> **Dataset records**

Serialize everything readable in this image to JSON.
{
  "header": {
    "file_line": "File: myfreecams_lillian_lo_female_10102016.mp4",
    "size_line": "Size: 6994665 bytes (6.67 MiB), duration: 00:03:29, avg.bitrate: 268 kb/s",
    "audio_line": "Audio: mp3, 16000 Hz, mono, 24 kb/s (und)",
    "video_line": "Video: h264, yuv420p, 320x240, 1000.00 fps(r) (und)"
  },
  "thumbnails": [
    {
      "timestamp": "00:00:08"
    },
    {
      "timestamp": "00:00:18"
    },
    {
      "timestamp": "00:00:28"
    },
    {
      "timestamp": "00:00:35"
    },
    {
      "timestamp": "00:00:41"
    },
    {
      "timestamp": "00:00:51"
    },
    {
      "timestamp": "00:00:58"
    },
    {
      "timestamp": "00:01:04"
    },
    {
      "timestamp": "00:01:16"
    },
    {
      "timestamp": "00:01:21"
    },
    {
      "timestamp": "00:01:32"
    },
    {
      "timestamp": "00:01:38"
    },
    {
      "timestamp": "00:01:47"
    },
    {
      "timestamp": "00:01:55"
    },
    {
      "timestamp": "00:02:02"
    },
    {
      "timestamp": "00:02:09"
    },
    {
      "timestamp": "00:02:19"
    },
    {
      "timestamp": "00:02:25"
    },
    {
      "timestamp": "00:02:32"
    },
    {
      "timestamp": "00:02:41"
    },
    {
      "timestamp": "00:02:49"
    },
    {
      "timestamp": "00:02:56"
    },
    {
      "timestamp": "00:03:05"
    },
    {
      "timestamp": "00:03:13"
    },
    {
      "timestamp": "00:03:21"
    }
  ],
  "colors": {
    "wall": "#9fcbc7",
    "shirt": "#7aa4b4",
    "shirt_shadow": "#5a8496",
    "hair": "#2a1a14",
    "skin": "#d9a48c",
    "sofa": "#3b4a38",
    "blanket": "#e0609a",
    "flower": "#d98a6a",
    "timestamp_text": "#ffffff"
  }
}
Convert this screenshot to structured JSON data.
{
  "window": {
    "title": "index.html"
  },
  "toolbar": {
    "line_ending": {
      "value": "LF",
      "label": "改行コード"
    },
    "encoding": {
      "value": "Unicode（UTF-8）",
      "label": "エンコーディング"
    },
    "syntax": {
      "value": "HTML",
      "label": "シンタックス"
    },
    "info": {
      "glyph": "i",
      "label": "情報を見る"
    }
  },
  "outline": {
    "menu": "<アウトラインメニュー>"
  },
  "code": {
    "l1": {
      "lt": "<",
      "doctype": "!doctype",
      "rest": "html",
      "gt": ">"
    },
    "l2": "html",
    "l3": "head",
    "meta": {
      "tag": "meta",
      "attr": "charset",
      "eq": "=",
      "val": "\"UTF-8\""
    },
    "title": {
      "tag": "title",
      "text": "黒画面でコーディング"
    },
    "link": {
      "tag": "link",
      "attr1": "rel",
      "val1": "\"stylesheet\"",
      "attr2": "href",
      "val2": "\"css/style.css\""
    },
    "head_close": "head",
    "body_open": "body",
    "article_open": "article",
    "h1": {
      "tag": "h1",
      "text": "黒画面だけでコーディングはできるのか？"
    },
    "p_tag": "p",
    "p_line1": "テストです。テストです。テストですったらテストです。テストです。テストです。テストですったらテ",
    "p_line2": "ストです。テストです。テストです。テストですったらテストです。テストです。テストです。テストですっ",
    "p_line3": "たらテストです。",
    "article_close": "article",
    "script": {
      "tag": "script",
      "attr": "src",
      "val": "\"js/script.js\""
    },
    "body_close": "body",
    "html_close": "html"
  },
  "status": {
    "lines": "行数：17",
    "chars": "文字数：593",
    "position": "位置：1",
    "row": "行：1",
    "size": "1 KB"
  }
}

> **Exercise goal**
Go through the listing above and restate it word for word.

> **Output for this task**
Serialize everything readable in this image to JSON.
{
  "header": {
    "file_line": "File: myfreecams_lillian_lo_female_10102016.mp4",
    "size_line": "Size: 6994665 bytes (6.67 MiB), duration: 00:03:29, avg.bitrate: 268 kb/s",
    "audio_line": "Audio: mp3, 16000 Hz, mono, 24 kb/s (und)",
    "video_line": "Video: h264, yuv420p, 320x240, 1000.00 fps(r) (und)"
  },
  "thumbnails": [
    {
      "timestamp": "00:00:08"
    },
    {
      "timestamp": "00:00:18"
    },
    {
      "timestamp": "00:00:28"
    },
    {
      "timestamp": "00:00:35"
    },
    {
      "timestamp": "00:00:41"
    },
    {
      "timestamp": "00:00:51"
    },
    {
      "timestamp": "00:00:58"
    },
    {
      "timestamp": "00:01:04"
    },
    {
      "timestamp": "00:01:16"
    },
    {
      "timestamp": "00:01:21"
    },
    {
      "timestamp": "00:01:32"
    },
    {
      "timestamp": "00:01:38"
    },
    {
      "timestamp": "00:01:47"
    },
    {
      "timestamp": "00:01:55"
    },
    {
      "timestamp": "00:02:02"
    },
    {
      "timestamp": "00:02:09"
    },
    {
      "timestamp": "00:02:19"
    },
    {
      "timestamp": "00:02:25"
    },
    {
      "timestamp": "00:02:32"
    },
    {
      "timestamp": "00:02:41"
    },
    {
      "timestamp": "00:02:49"
    },
    {
      "timestamp": "00:02:56"
    },
    {
      "timestamp": "00:03:05"
    },
    {
      "timestamp": "00:03:13"
    },
    {
      "timestamp": "00:03:21"
    }
  ],
  "colors": {
    "wall": "#9fcbc7",
    "shirt": "#7aa4b4",
    "shirt_shadow": "#5a8496",
    "hair": "#2a1a14",
    "skin": "#d9a48c",
    "sofa": "#3b4a38",
    "blanket": "#e0609a",
    "flower": "#d98a6a",
    "timestamp_text": "#ffffff"
  }
}
Convert this screenshot to structured JSON data.
{
  "window": {
    "title": "index.html"
  },
  "toolbar": {
    "line_ending": {
      "value": "LF",
      "label": "改行コード"
    },
    "encoding": {
      "value": "Unicode（UTF-8）",
      "label": "エンコーディング"
    },
    "syntax": {
      "value": "HTML",
      "label": "シンタックス"
    },
    "info": {
      "glyph": "i",
      "label": "情報を見る"
    }
  },
  "outline": {
    "menu": "<アウトラインメニュー>"
  },
  "code": {
    "l1": {
      "lt": "<",
      "doctype": "!doctype",
      "rest": "html",
      "gt": ">"
    },
    "l2": "html",
    "l3": "head",
    "meta": {
      "tag": "meta",
      "attr": "charset",
      "eq": "=",
      "val": "\"UTF-8\""
    },
    "title": {
      "tag": "title",
      "text": "黒画面でコーディング"
    },
    "link": {
      "tag": "link",
      "attr1": "rel",
      "val1": "\"stylesheet\"",
      "attr2": "href",
      "val2": "\"css/style.css\""
    },
    "head_close": "head",
    "body_open": "body",
    "article_open": "article",
    "h1": {
      "tag": "h1",
      "text": "黒画面だけでコーディングはできるのか？"
    },
    "p_tag": "p",
    "p_line1": "テストです。テストです。テストですったらテストです。テストです。テストです。テストですったらテ",
    "p_line2": "ストです。テストです。テストです。テストですったらテストです。テストです。テストです。テストですっ",
    "p_line3": "たらテストです。",
    "article_close": "article",
    "script": {
      "tag": "script",
      "attr": "src",
      "val": "\"js/script.js\""
    },
    "body_close": "body",
    "html_close": "html"
  },
  "status": {
    "lines": "行数：17",
    "chars": "文字数：593",
    "position": "位置：1",
    "row": "行：1",
    "size": "1 KB"
  }
}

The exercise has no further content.